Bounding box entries

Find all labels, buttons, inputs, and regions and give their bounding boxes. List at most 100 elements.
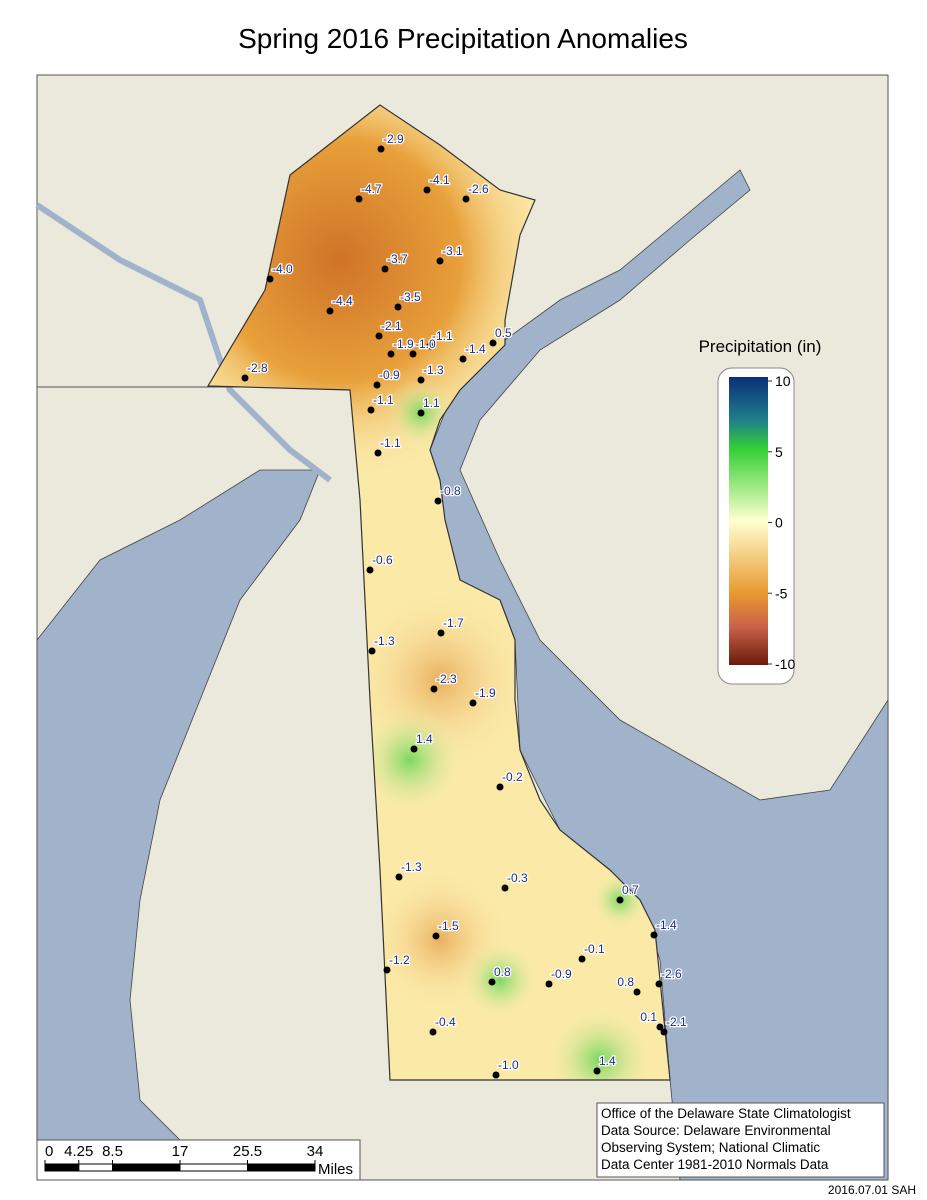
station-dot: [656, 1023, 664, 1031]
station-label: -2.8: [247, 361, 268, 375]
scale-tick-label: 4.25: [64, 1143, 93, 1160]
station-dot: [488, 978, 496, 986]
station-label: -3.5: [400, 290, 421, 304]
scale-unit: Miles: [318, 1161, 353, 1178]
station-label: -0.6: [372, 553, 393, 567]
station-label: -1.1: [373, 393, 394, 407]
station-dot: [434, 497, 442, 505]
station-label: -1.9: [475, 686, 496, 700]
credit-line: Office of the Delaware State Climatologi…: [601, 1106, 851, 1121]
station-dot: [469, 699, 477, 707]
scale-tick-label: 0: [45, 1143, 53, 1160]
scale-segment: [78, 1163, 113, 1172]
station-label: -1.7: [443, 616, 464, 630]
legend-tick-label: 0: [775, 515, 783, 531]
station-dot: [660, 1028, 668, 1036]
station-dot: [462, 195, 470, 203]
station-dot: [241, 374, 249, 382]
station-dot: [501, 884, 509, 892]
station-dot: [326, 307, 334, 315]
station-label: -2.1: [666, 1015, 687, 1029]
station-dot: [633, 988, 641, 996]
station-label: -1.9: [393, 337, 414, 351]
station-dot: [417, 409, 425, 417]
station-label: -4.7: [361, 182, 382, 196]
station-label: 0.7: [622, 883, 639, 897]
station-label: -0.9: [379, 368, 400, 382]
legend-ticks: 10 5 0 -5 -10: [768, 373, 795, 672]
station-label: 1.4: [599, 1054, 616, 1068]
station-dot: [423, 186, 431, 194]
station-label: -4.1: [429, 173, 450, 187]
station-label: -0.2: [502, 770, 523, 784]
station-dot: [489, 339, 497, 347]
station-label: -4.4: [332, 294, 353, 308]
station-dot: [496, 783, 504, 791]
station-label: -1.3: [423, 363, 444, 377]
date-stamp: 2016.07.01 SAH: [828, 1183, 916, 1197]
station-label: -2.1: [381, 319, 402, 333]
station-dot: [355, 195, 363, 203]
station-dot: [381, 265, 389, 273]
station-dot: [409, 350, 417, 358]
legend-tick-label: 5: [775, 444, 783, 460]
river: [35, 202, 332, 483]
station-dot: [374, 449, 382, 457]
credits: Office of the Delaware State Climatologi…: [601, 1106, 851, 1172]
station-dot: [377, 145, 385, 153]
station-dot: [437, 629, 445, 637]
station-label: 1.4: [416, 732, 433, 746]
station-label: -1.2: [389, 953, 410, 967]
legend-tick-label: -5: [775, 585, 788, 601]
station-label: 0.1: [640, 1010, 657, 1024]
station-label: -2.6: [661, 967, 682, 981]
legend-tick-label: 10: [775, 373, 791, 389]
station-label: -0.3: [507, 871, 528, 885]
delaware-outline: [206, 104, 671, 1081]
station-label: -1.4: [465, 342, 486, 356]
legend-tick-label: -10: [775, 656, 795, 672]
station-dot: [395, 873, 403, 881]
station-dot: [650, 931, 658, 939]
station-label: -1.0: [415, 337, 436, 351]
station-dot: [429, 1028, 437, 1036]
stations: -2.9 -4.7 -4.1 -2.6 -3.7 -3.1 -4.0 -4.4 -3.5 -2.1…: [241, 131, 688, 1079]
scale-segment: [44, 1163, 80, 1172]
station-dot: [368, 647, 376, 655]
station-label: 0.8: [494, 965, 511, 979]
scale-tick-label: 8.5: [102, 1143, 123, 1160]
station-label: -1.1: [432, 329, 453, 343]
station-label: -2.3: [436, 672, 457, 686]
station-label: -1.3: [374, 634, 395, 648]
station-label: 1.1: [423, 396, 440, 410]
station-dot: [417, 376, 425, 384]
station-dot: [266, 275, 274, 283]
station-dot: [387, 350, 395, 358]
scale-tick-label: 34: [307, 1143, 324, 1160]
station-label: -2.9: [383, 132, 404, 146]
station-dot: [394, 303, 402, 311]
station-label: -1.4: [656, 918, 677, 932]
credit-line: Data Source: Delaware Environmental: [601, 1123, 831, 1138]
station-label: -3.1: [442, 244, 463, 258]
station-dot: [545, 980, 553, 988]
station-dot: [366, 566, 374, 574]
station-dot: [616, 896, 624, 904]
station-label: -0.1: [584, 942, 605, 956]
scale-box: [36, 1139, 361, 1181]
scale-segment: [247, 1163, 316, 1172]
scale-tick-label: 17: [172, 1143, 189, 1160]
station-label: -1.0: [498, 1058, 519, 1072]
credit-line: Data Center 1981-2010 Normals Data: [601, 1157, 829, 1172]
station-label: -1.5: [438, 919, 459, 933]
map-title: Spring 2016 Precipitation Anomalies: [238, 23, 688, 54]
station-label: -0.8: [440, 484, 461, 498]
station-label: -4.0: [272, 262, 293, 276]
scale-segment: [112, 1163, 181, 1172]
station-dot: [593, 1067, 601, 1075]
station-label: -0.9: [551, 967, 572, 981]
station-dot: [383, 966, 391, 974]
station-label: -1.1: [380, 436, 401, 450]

_Task prompt_: Transcribe without alteration every row above from the line containing "station-dot: [656, 1023, 664, 1031]" down to the line containing "station-label: -1.9: [475, 686, 496, 700]", including both of those lines.

_Problem solution_:
station-dot: [656, 1023, 664, 1031]
station-label: -2.8: [247, 361, 268, 375]
scale-tick-label: 4.25: [64, 1143, 93, 1160]
station-dot: [488, 978, 496, 986]
station-label: -3.5: [400, 290, 421, 304]
scale-unit: Miles: [318, 1161, 353, 1178]
station-label: -0.6: [372, 553, 393, 567]
station-label: -1.1: [373, 393, 394, 407]
station-dot: [434, 497, 442, 505]
station-label: -1.9: [475, 686, 496, 700]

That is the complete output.